# Requirement:
Reproduce each line bearing the word "MobilEdit".
# Stored records start
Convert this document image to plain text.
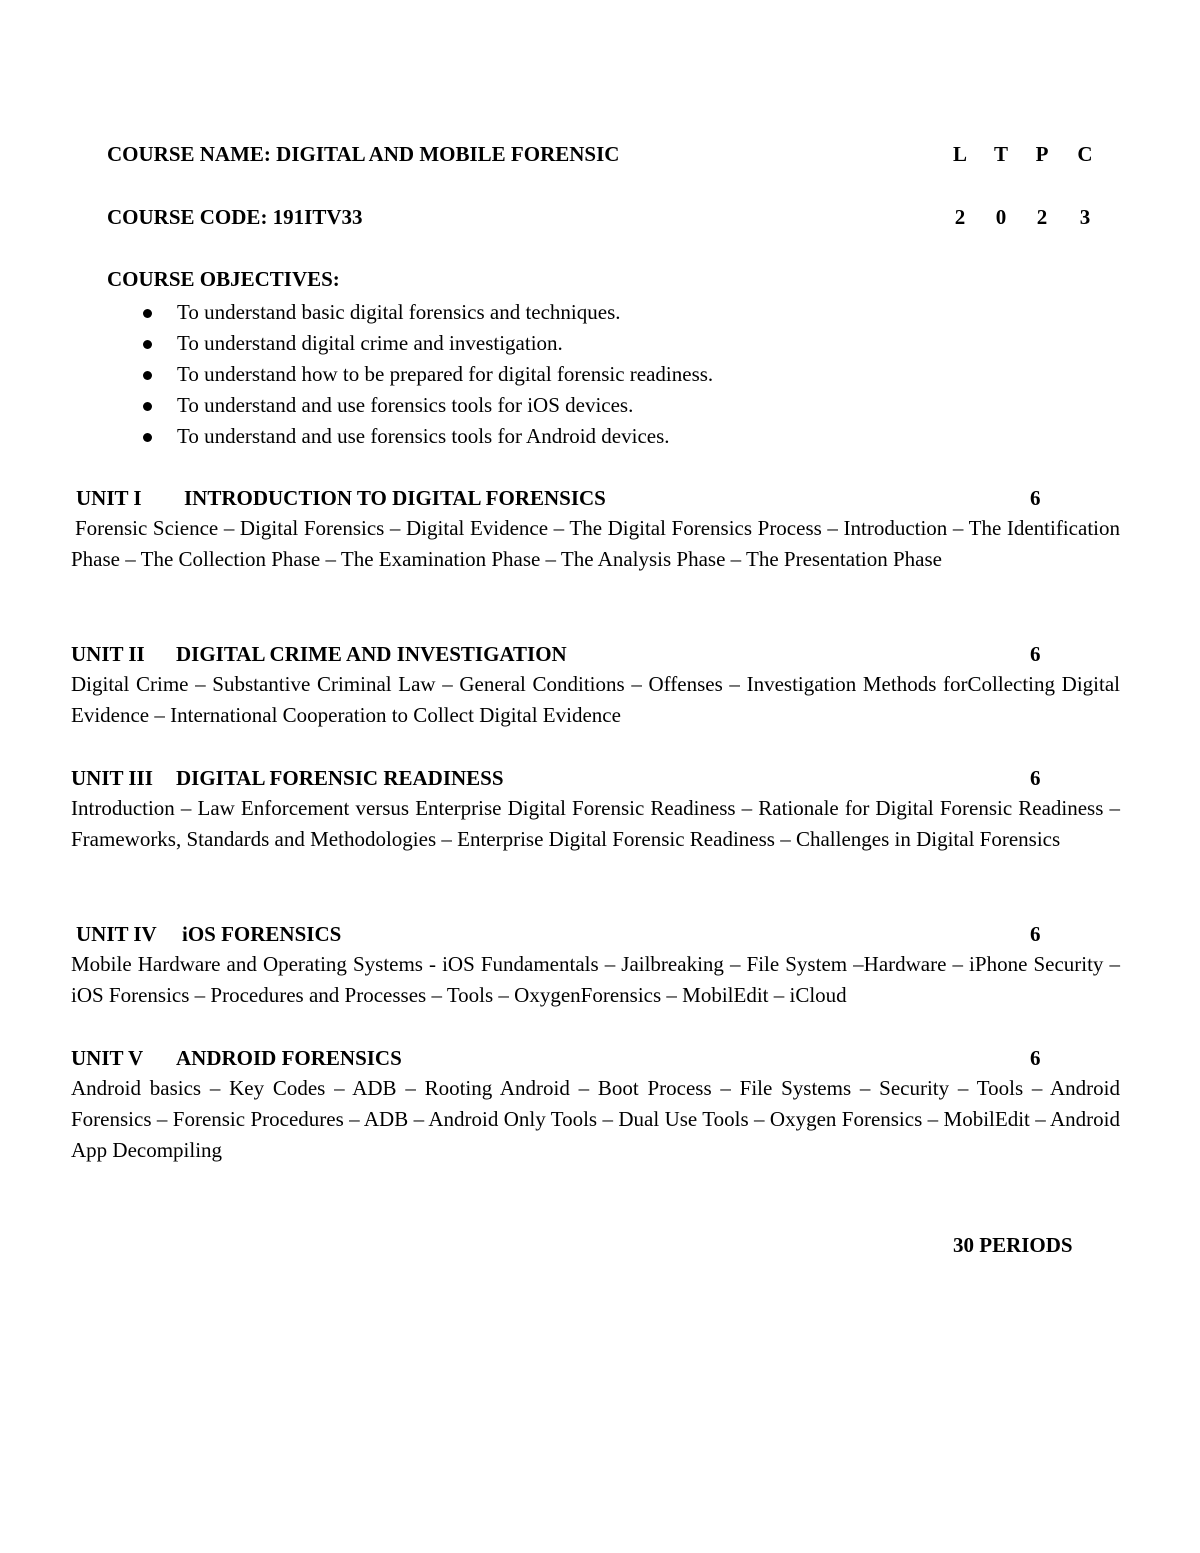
COURSE NAME: DIGITAL AND MOBILE FORENSIC	L T P C
COURSE CODE: 191ITV33	2	0	2	3
COURSE OBJECTIVES:
To understand basic digital forensics and techniques.
To understand digital crime and investigation.
To understand how to be prepared for digital forensic readiness.
To understand and use forensics tools for iOS devices.
To understand and use forensics tools for Android devices.
UNIT I INTRODUCTION TO DIGITAL FORENSICS	6

Forensic Science – Digital Forensics – Digital Evidence – The Digital Forensics Process – Introduction – The Identification Phase – The Collection Phase – The Examination Phase – The Analysis Phase – The Presentation Phase

UNIT II DIGITAL CRIME AND INVESTIGATION	6

Digital Crime – Substantive Criminal Law – General Conditions – Offenses – Investigation Methods forCollecting Digital Evidence – International Cooperation to Collect Digital Evidence

UNIT III DIGITAL FORENSIC READINESS	6

Introduction – Law Enforcement versus Enterprise Digital Forensic Readiness – Rationale for Digital Forensic Readiness – Frameworks, Standards and Methodologies – Enterprise Digital Forensic Readiness – Challenges in Digital Forensics

UNIT IV iOS FORENSICS	6

Mobile Hardware and Operating Systems - iOS Fundamentals – Jailbreaking – File System –Hardware – iPhone Security – iOS Forensics – Procedures and Processes – Tools – OxygenForensics – MobilEdit – iCloud

UNIT V ANDROID FORENSICS	6

Android basics – Key Codes – ADB – Rooting Android – Boot Process – File Systems – Security – Tools – Android Forensics – Forensic Procedures – ADB – Android Only Tools – Dual Use Tools – Oxygen Forensics – MobilEdit – Android App Decompiling

30 PERIODS
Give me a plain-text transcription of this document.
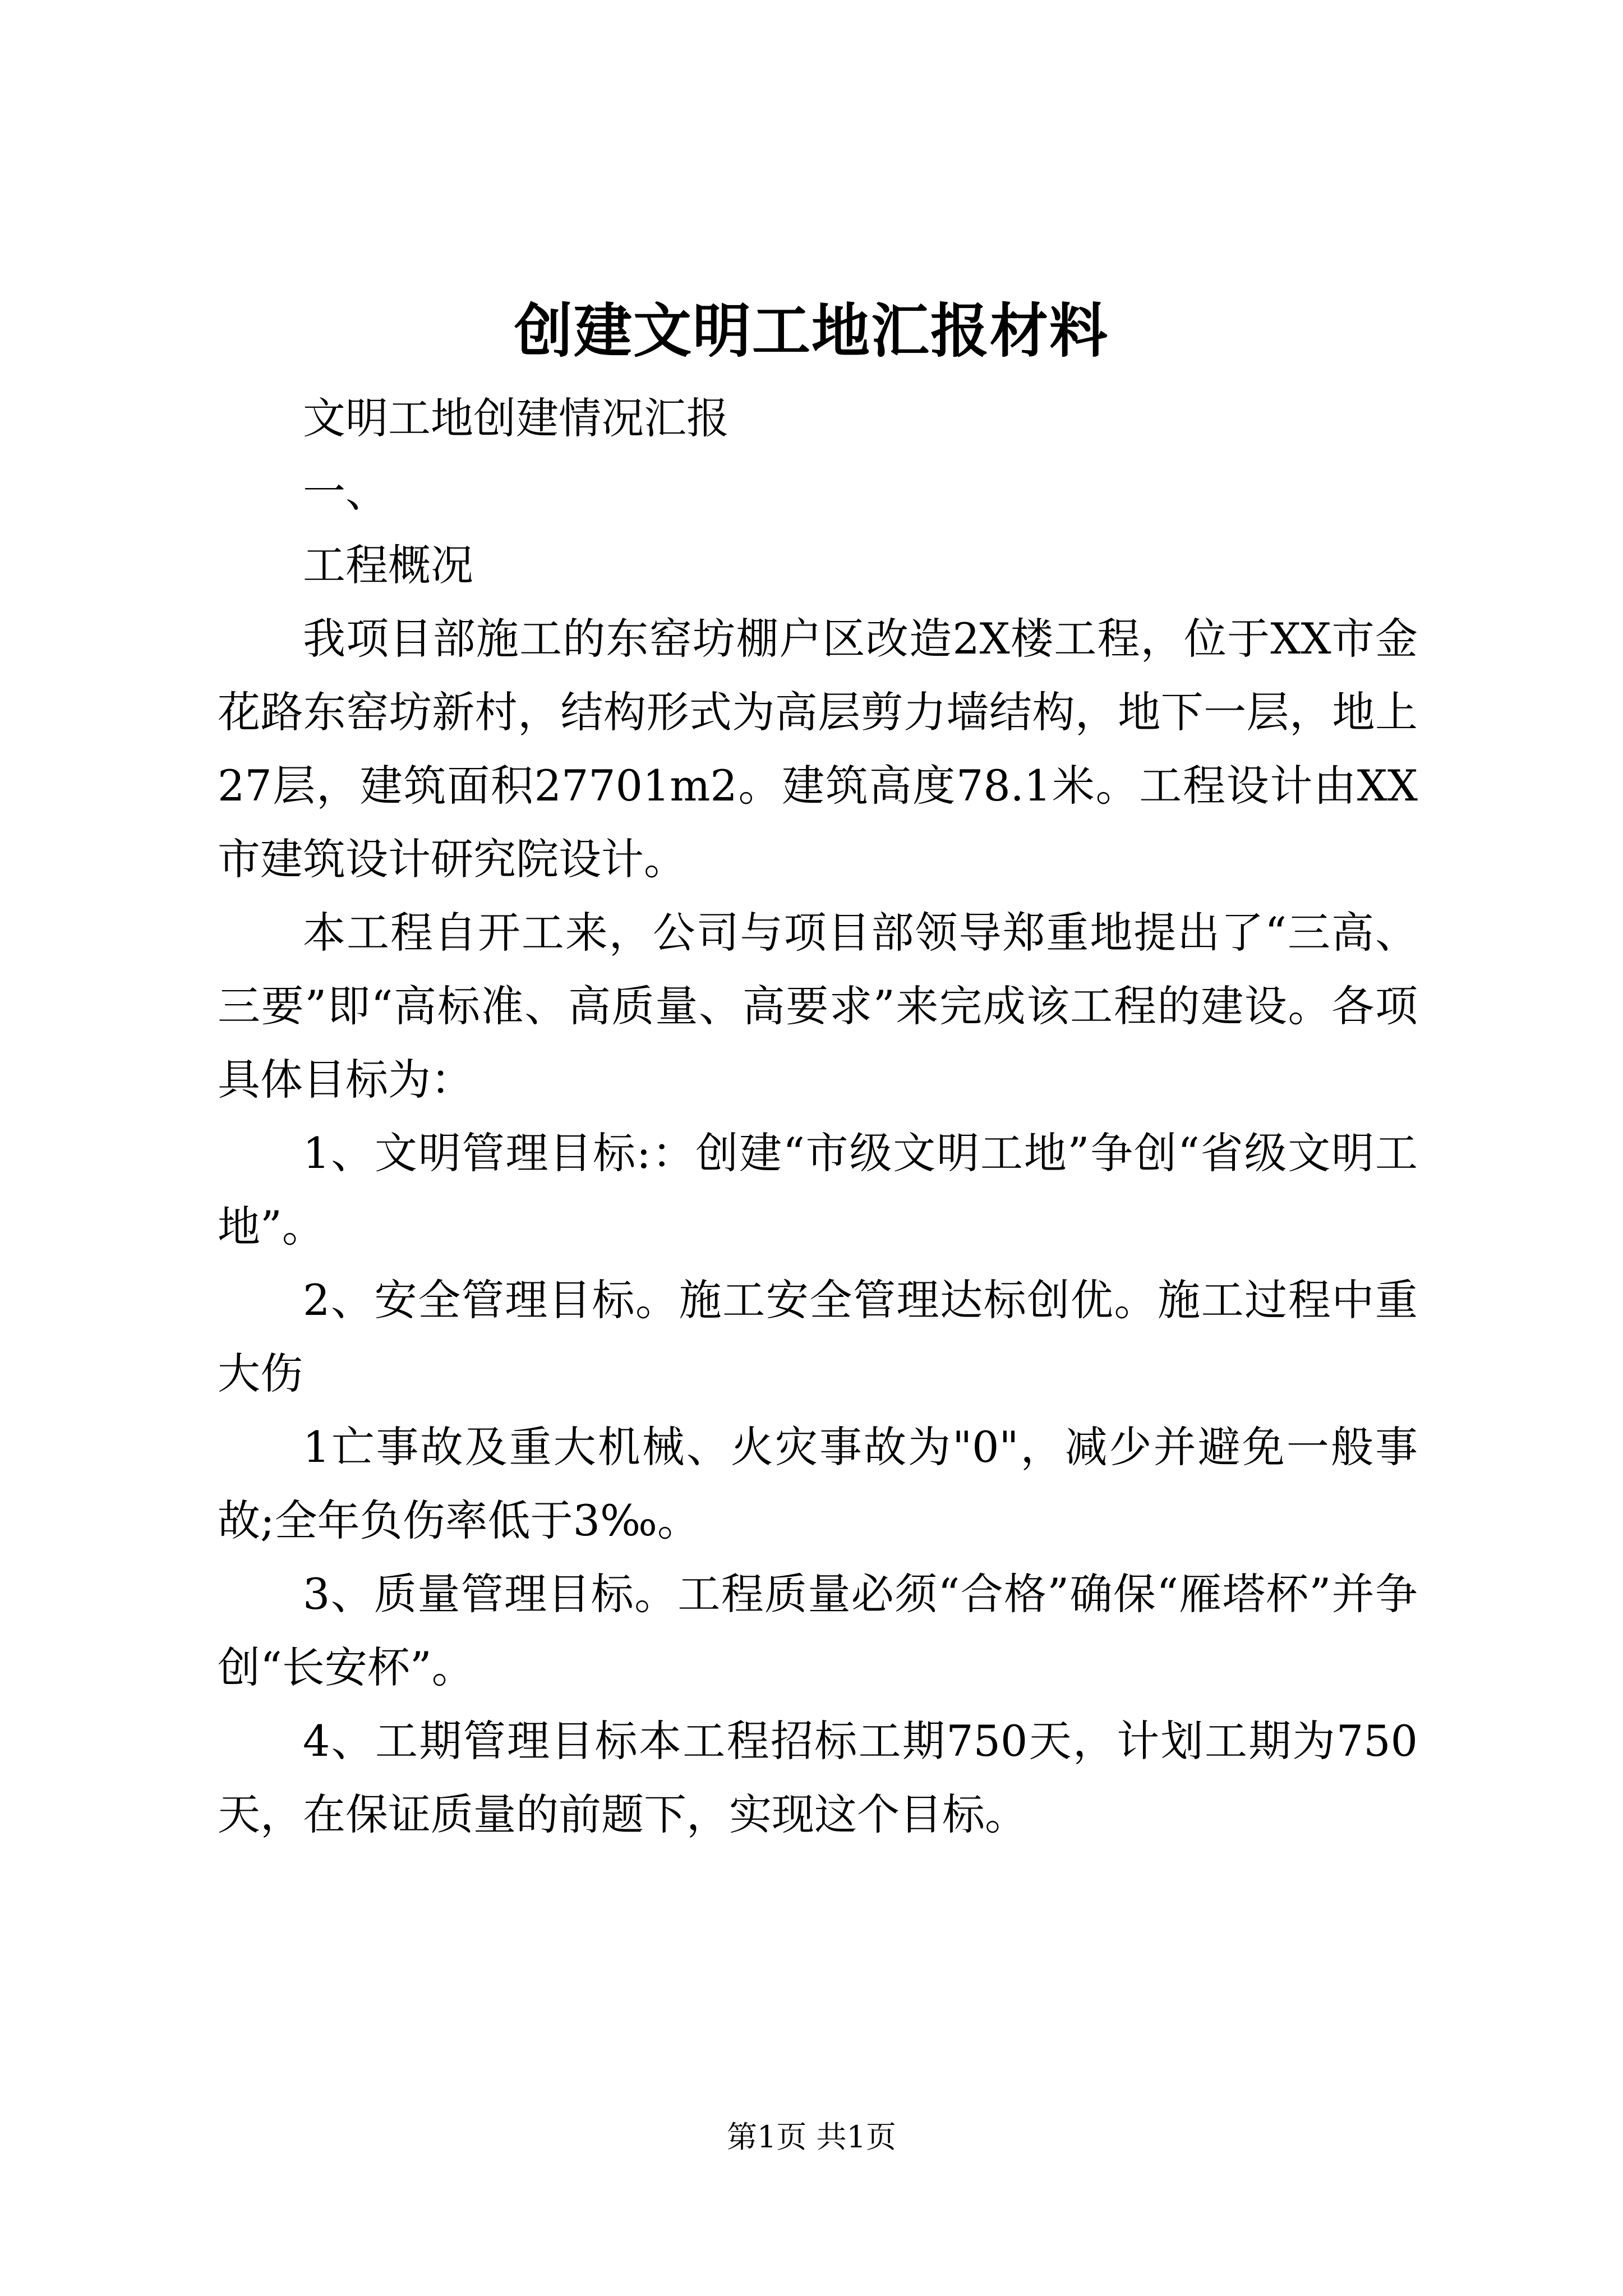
创建文明工地汇报材料

文明工地创建情况汇报

一、

工程概况

我项目部施工的东窑坊棚户区改造2X楼工程，位于XX市金花路东窑坊新村，结构形式为高层剪力墙结构，地下一层，地上27层，建筑面积27701m2。建筑高度78.1米。工程设计由XX市建筑设计研究院设计。

本工程自开工来，公司与项目部领导郑重地提出了“三高、三要”即“高标准、高质量、高要求”来完成该工程的建设。各项具体目标为：

1、文明管理目标:：创建“市级文明工地”争创“省级文明工地”。

2、安全管理目标。施工安全管理达标创优。施工过程中重大伤

1亡事故及重大机械、火灾事故为"0"，减少并避免一般事故;全年负伤率低于3‰。

3、质量管理目标。工程质量必须“合格”确保“雁塔杯”并争创“长安杯”。

4、工期管理目标本工程招标工期750天，计划工期为750天，在保证质量的前题下，实现这个目标。

第1页 共1页
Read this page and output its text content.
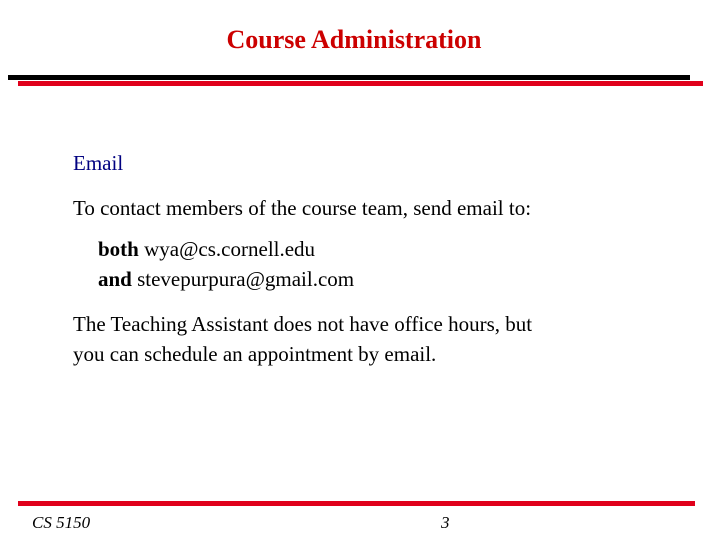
Course Administration
Email
To contact members of the course team, send email to:
both wya@cs.cornell.edu
and stevepurpura@gmail.com
The Teaching Assistant does not have office hours, but
you can schedule an appointment by email.
CS 5150	3
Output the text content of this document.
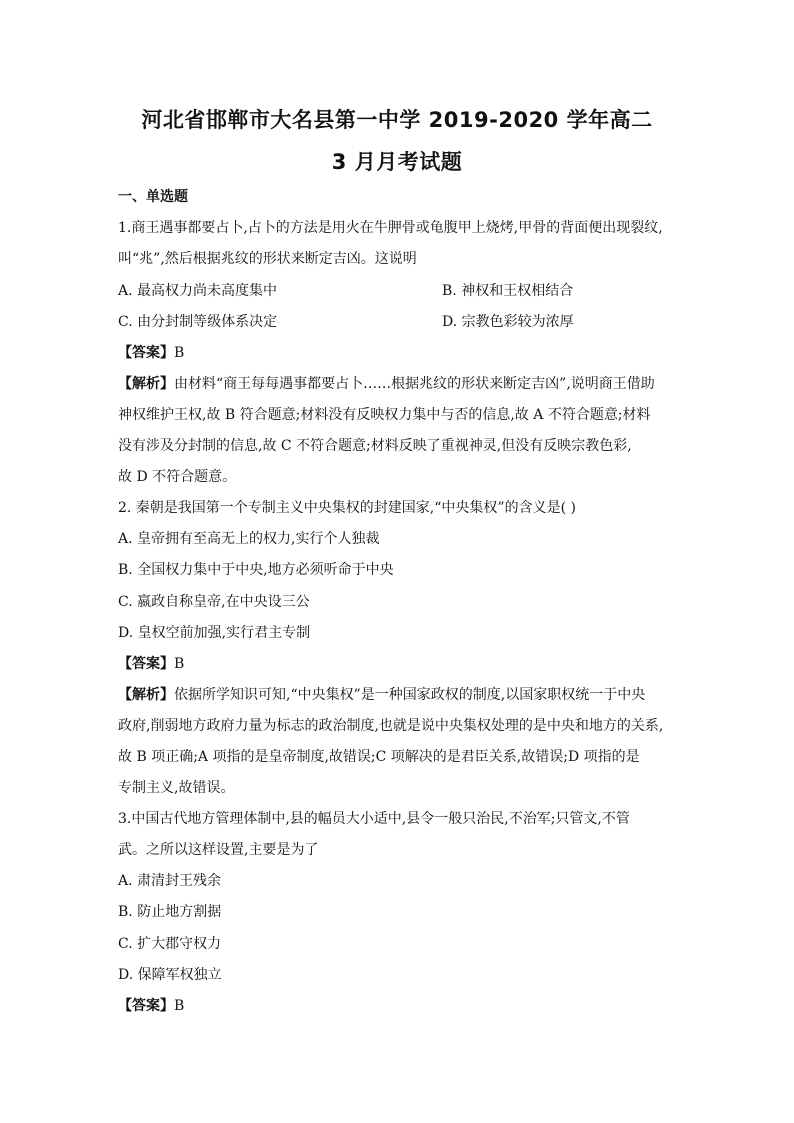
河北省邯郸市大名县第一中学 2019-2020 学年高二
3 月月考试题
一、单选题
1.商王遇事都要占卜,占卜的方法是用火在牛胛骨或龟腹甲上烧烤,甲骨的背面便出现裂纹,
叫“兆”,然后根据兆纹的形状来断定吉凶。这说明
A. 最高权力尚未高度集中	B. 神权和王权相结合
C. 由分封制等级体系决定	D. 宗教色彩较为浓厚
【答案】B
【解析】由材料“商王每每遇事都要占卜……根据兆纹的形状来断定吉凶”,说明商王借助
神权维护王权,故 B 符合题意;材料没有反映权力集中与否的信息,故 A 不符合题意;材料
没有涉及分封制的信息,故 C 不符合题意;材料反映了重视神灵,但没有反映宗教色彩,
故 D 不符合题意。
2. 秦朝是我国第一个专制主义中央集权的封建国家,“中央集权”的含义是( )
A. 皇帝拥有至高无上的权力,实行个人独裁
B. 全国权力集中于中央,地方必须听命于中央
C. 嬴政自称皇帝,在中央设三公
D. 皇权空前加强,实行君主专制
【答案】B
【解析】依据所学知识可知,“中央集权”是一种国家政权的制度,以国家职权统一于中央
政府,削弱地方政府力量为标志的政治制度,也就是说中央集权处理的是中央和地方的关系,
故 B 项正确;A 项指的是皇帝制度,故错误;C 项解决的是君臣关系,故错误;D 项指的是
专制主义,故错误。
3.中国古代地方管理体制中,县的幅员大小适中,县令一般只治民,不治军;只管文,不管
武。之所以这样设置,主要是为了
A. 肃清封王残余
B. 防止地方割据
C. 扩大郡守权力
D. 保障军权独立
【答案】B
# Stored records end
# Exercise response:
Mobile Hardware and Operating Systems - iOS Fundamentals – Jailbreaking – File System –Hardware – iPhone Security – iOS Forensics – Procedures and Processes – Tools – OxygenForensics – MobilEdit – iCloud
Android basics – Key Codes – ADB – Rooting Android – Boot Process – File Systems – Security – Tools – Android Forensics – Forensic Procedures – ADB – Android Only Tools – Dual Use Tools – Oxygen Forensics – MobilEdit – Android App Decompiling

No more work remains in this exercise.